start Records for this exercise
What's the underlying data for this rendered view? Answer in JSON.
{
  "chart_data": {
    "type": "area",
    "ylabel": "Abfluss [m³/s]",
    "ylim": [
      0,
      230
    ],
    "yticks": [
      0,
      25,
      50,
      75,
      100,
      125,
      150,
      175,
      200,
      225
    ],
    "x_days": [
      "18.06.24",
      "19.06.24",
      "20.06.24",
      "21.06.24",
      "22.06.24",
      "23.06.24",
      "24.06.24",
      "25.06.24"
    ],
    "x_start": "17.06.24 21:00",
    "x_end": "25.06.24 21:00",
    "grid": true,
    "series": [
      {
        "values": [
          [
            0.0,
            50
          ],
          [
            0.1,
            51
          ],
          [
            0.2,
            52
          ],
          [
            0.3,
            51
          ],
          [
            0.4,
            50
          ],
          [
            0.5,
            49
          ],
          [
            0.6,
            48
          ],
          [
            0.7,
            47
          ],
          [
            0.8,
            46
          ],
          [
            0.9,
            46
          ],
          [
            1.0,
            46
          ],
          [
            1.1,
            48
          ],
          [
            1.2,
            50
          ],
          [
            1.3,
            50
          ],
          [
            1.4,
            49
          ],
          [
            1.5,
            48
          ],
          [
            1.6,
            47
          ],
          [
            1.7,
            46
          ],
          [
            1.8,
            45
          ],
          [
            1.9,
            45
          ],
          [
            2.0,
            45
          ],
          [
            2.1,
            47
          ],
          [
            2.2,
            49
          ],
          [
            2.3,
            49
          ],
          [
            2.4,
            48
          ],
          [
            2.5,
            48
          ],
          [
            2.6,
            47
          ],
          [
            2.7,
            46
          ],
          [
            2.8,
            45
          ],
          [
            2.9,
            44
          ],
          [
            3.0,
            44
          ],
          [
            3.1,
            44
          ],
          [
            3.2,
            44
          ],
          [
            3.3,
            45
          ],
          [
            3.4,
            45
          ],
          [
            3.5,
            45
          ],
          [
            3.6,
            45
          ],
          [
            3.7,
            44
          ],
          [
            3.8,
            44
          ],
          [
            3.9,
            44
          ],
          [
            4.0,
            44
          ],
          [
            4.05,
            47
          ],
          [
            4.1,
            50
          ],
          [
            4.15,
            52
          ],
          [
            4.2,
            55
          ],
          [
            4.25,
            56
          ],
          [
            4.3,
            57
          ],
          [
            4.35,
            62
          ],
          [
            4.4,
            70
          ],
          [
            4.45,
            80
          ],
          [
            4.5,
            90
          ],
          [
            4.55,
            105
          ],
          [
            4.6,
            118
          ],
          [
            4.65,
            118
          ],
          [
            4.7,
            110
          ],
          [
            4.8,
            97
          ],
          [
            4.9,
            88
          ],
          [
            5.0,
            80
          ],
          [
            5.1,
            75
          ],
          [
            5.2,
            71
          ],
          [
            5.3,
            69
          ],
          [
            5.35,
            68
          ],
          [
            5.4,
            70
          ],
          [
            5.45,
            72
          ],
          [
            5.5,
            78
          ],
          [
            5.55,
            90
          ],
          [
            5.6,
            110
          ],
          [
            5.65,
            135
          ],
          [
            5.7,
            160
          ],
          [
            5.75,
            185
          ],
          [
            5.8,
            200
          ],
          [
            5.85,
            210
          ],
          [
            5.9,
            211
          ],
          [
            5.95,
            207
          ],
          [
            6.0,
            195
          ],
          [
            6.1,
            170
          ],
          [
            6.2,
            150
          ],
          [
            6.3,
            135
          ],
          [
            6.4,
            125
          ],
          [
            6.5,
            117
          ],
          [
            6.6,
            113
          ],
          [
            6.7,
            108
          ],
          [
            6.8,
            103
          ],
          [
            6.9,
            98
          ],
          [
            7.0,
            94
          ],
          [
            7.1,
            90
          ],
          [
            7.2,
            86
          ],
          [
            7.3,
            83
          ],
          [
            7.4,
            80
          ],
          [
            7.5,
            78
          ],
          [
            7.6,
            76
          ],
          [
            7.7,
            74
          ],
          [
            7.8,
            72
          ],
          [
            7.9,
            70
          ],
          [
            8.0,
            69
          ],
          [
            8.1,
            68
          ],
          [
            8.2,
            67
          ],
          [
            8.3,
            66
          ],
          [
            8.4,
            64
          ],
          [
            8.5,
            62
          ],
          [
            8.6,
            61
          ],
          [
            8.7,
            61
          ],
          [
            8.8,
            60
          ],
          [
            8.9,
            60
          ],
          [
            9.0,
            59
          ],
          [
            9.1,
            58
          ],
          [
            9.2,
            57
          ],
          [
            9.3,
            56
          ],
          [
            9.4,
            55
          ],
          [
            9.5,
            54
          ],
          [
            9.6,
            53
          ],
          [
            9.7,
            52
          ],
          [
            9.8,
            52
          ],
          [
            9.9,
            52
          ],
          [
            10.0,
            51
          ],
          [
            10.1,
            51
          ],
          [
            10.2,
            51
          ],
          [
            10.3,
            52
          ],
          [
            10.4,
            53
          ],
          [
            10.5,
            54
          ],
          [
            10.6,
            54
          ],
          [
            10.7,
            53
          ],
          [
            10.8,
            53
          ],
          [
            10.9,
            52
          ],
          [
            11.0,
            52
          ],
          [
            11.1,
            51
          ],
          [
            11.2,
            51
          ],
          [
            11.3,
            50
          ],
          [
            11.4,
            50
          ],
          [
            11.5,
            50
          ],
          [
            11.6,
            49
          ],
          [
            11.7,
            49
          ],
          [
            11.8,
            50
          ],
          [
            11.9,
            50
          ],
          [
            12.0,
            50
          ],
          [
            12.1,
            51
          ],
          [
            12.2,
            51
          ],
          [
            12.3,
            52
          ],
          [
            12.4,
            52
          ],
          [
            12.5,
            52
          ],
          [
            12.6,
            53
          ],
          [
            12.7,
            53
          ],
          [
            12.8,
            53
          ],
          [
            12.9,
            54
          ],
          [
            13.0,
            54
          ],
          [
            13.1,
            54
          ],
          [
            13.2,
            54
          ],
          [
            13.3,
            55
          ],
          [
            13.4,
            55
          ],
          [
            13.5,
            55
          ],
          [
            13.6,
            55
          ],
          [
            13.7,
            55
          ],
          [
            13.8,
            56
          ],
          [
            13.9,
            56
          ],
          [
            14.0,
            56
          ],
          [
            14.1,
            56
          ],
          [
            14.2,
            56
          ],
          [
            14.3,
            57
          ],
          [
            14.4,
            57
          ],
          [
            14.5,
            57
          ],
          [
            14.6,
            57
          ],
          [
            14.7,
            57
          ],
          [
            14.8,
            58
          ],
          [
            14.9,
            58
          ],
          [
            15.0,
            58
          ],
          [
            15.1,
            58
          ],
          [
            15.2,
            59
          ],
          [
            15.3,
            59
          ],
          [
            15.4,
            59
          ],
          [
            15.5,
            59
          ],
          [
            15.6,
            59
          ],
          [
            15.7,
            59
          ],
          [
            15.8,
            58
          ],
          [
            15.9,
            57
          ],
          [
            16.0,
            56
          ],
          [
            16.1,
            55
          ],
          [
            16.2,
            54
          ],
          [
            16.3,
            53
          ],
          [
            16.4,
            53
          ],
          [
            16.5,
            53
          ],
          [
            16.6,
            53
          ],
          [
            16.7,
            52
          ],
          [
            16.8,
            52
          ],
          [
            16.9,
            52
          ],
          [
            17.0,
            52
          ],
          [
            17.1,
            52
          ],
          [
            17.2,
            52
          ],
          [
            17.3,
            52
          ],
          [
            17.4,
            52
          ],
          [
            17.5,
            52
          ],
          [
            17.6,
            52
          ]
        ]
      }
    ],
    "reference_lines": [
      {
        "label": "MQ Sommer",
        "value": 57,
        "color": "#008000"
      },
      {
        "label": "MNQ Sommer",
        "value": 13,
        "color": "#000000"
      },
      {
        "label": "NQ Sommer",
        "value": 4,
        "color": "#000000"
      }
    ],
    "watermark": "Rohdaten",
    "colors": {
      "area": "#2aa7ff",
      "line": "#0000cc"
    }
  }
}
end Records for this exercise
> [Exercise objective]: Copy out every line from the data above that has "Sommer" in it.

> [Completed exercise]:
        "label": "MQ Sommer",
        "label": "MNQ Sommer",
        "label": "NQ Sommer",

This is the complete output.